**STATED EXERCISE 1:** Please reproduce the part of the mailing list post that begins at the words "You are viewing" and stops after "Re: metastore bug when hive update spark table ?".
**STATED EXERCISE 2:** Name every header field listed in the forwarded message within the mailing list post.
**STATED EXERCISE 3:**
Answer these questions from the mailing list post:
(a) Where does the author tend to create the table first?
(b) Which Hive version is stated?
(c) What table name appears in the create table command?

**PASSAGE GIVEN:**
-- BEGIN --

You are viewing a plain text version of this content. The canonical link for it is here.
Posted to user@spark.apache.org by Mich Talebzadeh <mi...@gmail.com> on 2022/01/06 19:03:10 UTC
Fwd: metastore bug when hive update spark table ?

From my experience this is an spark issue (more code base diversion on
spark-sql from Hive), but of course there is the work-around as below



---------- Forwarded message ---------
From: Mich Talebzadeh <mi...@gmail.com>
Date: Thu, 6 Jan 2022 at 17:29
Subject: Re: metastore bug when hive update spark table ?
To: user <us...@hive.apache.org>


Well I have seen this type of error before.

I tend to create the table in hive first and alter it in spark if needed.
This is spark 3.1.1 with Hive (version 3.1.1)

0: jdbc:hive2://rhes75:10099/default> create table my_table2 (col1 int,
col2 int)

-- END --

Spatial layout data:
-- BEGIN --

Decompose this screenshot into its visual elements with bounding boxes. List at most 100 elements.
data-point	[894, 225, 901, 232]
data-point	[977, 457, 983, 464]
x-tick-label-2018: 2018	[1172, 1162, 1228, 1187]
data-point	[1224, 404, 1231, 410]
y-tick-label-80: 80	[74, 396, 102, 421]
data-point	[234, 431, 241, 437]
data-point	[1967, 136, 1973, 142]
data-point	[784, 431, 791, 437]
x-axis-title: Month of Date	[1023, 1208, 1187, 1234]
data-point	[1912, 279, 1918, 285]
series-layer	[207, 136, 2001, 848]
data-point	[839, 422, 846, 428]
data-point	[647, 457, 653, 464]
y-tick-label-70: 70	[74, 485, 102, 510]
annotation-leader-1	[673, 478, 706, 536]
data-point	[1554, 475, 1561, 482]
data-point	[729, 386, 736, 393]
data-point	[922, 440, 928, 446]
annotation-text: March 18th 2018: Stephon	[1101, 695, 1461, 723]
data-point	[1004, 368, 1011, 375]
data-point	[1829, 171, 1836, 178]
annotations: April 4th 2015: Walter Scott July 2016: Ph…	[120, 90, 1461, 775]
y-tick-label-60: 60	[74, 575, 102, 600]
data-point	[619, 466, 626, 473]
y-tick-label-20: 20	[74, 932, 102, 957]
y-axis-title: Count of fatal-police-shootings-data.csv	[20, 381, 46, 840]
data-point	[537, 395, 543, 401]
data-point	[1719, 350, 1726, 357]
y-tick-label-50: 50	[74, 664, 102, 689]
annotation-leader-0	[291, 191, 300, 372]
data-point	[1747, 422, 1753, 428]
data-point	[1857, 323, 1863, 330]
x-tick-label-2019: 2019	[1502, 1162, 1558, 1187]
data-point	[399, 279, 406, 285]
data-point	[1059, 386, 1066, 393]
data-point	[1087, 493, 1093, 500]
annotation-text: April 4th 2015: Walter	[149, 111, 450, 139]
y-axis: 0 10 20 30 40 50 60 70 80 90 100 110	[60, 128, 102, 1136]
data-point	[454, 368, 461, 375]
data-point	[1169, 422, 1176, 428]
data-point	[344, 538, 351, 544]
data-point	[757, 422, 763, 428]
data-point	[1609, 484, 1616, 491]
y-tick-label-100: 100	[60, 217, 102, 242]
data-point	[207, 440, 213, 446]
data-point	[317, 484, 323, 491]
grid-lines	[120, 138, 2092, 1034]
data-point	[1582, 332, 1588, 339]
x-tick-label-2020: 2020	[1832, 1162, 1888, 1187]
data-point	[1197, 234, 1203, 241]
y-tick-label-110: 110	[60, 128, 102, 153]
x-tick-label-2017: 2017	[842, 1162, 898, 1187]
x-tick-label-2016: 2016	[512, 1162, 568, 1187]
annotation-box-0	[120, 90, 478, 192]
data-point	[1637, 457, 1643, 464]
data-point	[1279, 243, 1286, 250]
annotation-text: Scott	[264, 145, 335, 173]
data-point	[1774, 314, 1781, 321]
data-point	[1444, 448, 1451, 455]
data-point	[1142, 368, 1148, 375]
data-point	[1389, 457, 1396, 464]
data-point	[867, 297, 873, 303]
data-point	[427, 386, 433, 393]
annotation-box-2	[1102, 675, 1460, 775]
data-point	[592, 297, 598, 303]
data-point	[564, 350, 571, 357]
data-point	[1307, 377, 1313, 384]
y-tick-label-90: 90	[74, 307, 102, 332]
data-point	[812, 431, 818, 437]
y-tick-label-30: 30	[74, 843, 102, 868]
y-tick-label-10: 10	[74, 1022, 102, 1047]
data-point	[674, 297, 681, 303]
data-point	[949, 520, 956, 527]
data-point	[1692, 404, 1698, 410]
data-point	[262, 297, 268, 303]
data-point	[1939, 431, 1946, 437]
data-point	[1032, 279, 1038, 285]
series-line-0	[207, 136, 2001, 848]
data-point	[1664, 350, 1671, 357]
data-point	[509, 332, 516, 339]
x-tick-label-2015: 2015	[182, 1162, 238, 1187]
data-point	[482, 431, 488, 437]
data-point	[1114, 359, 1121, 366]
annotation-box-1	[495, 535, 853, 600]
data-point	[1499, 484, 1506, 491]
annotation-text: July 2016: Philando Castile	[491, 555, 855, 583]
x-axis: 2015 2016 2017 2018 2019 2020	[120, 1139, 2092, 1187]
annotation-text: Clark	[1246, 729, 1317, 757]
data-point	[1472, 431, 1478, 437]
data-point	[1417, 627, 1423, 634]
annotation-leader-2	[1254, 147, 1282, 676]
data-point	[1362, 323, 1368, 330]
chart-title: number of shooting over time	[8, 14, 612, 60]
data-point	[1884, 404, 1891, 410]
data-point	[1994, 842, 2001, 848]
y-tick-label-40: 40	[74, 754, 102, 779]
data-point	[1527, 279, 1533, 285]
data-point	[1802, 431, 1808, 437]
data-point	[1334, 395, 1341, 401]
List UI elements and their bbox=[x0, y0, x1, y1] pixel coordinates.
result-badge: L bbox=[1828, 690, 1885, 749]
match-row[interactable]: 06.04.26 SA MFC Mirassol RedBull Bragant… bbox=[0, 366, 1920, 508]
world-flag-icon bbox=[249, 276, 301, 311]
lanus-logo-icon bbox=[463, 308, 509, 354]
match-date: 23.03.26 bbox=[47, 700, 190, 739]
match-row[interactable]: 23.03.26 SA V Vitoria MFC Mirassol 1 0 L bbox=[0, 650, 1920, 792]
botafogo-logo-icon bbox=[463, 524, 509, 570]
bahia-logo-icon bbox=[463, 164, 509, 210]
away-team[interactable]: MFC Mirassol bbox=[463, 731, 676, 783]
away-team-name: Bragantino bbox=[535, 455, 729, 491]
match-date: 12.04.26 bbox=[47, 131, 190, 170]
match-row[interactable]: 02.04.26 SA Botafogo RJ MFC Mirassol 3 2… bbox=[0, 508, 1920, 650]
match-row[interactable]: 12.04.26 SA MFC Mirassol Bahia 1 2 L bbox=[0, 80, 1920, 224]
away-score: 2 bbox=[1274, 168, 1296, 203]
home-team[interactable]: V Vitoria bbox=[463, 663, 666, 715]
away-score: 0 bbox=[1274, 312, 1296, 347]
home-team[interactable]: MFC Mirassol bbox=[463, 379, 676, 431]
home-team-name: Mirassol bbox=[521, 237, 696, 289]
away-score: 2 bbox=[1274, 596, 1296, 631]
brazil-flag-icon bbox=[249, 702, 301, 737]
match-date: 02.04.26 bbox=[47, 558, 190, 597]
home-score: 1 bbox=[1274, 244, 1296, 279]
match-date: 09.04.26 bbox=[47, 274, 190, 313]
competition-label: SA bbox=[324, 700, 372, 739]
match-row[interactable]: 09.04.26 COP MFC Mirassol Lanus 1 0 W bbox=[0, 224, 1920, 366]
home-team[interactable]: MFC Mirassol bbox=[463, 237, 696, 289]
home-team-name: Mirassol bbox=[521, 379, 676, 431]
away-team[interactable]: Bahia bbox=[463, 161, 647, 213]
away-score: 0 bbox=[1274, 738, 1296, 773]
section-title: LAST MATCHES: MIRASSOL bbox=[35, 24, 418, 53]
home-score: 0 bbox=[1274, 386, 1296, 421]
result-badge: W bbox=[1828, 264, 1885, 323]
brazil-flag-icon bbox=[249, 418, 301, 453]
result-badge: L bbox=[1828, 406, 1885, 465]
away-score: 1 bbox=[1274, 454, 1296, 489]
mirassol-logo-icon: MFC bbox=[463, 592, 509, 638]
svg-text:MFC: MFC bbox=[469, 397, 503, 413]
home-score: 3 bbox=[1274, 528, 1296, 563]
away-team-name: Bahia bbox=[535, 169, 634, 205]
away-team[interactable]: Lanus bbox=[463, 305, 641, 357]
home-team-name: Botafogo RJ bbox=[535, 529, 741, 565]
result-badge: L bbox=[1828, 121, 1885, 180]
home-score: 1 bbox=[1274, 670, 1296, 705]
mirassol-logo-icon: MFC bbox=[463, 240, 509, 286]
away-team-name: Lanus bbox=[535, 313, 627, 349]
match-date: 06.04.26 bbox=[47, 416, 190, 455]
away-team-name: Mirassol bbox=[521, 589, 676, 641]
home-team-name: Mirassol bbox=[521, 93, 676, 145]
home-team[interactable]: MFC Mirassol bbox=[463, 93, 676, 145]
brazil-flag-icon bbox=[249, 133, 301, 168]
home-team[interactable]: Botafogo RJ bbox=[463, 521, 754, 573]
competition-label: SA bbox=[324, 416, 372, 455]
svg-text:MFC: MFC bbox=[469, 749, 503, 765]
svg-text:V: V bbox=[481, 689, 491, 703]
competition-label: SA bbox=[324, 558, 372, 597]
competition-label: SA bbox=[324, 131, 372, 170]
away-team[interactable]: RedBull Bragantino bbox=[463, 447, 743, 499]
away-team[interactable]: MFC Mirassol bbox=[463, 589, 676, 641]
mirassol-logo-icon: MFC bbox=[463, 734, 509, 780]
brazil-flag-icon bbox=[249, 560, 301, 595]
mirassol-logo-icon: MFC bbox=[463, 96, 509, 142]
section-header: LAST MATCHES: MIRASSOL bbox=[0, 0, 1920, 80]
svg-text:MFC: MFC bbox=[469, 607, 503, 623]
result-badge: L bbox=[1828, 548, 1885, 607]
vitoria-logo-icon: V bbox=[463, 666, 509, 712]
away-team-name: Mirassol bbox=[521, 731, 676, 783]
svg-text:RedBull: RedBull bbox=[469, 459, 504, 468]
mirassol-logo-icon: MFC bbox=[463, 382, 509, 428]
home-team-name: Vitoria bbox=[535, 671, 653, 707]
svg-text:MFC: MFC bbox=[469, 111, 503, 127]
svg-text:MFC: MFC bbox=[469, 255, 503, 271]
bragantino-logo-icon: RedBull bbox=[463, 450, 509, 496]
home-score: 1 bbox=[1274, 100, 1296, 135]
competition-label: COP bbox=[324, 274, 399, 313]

-- END --

**WRITTEN RESPONSE 1:**
You are viewing a plain text version of this content. The canonical link for it is here.
Posted to user@spark.apache.org by Mich Talebzadeh <mi...@gmail.com> on 2022/01/06 19:03:10 UTC
Fwd: metastore bug when hive update spark table ?

From my experience this is an spark issue (more code base diversion on
spark-sql from Hive), but of course there is the work-around as below



---------- Forwarded message ---------
From: Mich Talebzadeh <mi...@gmail.com>
Date: Thu, 6 Jan 2022 at 17:29
Subject: Re: metastore bug when hive update spark table ?

**WRITTEN RESPONSE 2:** From, Date, Subject, To

**WRITTEN RESPONSE 3:**
(a) In Hive
(b) 3.1.1
(c) my_table2